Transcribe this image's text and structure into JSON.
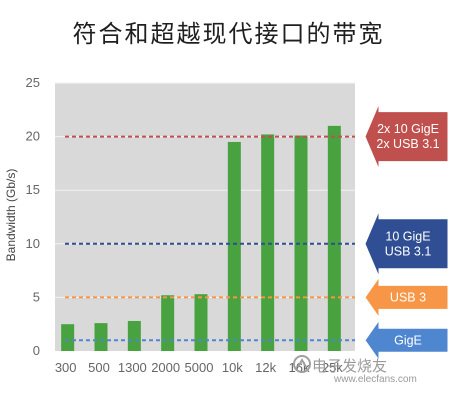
{
  "chart_data": {
    "type": "bar",
    "title": "符合和超越现代接口的带宽",
    "ylabel": "Bandwidth (Gb/s)",
    "xlabel": "",
    "ylim": [
      0,
      25
    ],
    "yticks": [
      0,
      5,
      10,
      15,
      20,
      25
    ],
    "grid": true,
    "categories": [
      "300",
      "500",
      "1300",
      "2000",
      "5000",
      "10k",
      "12k",
      "16k",
      "25k"
    ],
    "values": [
      2.5,
      2.6,
      2.8,
      5.2,
      5.3,
      19.5,
      20.2,
      20.1,
      21.0
    ],
    "bar_color": "#48a23f",
    "reference_lines": [
      {
        "value": 20,
        "color": "#c0504d",
        "label_lines": [
          "2x 10 GigE",
          "2x USB 3.1"
        ]
      },
      {
        "value": 10,
        "color": "#2f4e93",
        "label_lines": [
          "10 GigE",
          "USB 3.1"
        ]
      },
      {
        "value": 5,
        "color": "#f79646",
        "label_lines": [
          "USB 3"
        ]
      },
      {
        "value": 1,
        "color": "#4f86d0",
        "label_lines": [
          "GigE"
        ]
      }
    ]
  },
  "watermark": {
    "text": "电子发烧友",
    "url": "www.elecfans.com"
  }
}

—————

Stated problem - Write out the material above once more, exactly as it reads, with no pictures.

Final answer -
Transcribe this image's text and structure into JSON.
{
  "chart_data": {
    "type": "bar",
    "title": "符合和超越现代接口的带宽",
    "ylabel": "Bandwidth (Gb/s)",
    "xlabel": "",
    "ylim": [
      0,
      25
    ],
    "yticks": [
      0,
      5,
      10,
      15,
      20,
      25
    ],
    "grid": true,
    "categories": [
      "300",
      "500",
      "1300",
      "2000",
      "5000",
      "10k",
      "12k",
      "16k",
      "25k"
    ],
    "values": [
      2.5,
      2.6,
      2.8,
      5.2,
      5.3,
      19.5,
      20.2,
      20.1,
      21.0
    ],
    "bar_color": "#48a23f",
    "reference_lines": [
      {
        "value": 20,
        "color": "#c0504d",
        "label_lines": [
          "2x 10 GigE",
          "2x USB 3.1"
        ]
      },
      {
        "value": 10,
        "color": "#2f4e93",
        "label_lines": [
          "10 GigE",
          "USB 3.1"
        ]
      },
      {
        "value": 5,
        "color": "#f79646",
        "label_lines": [
          "USB 3"
        ]
      },
      {
        "value": 1,
        "color": "#4f86d0",
        "label_lines": [
          "GigE"
        ]
      }
    ]
  },
  "watermark": {
    "text": "电子发烧友",
    "url": "www.elecfans.com"
  }
}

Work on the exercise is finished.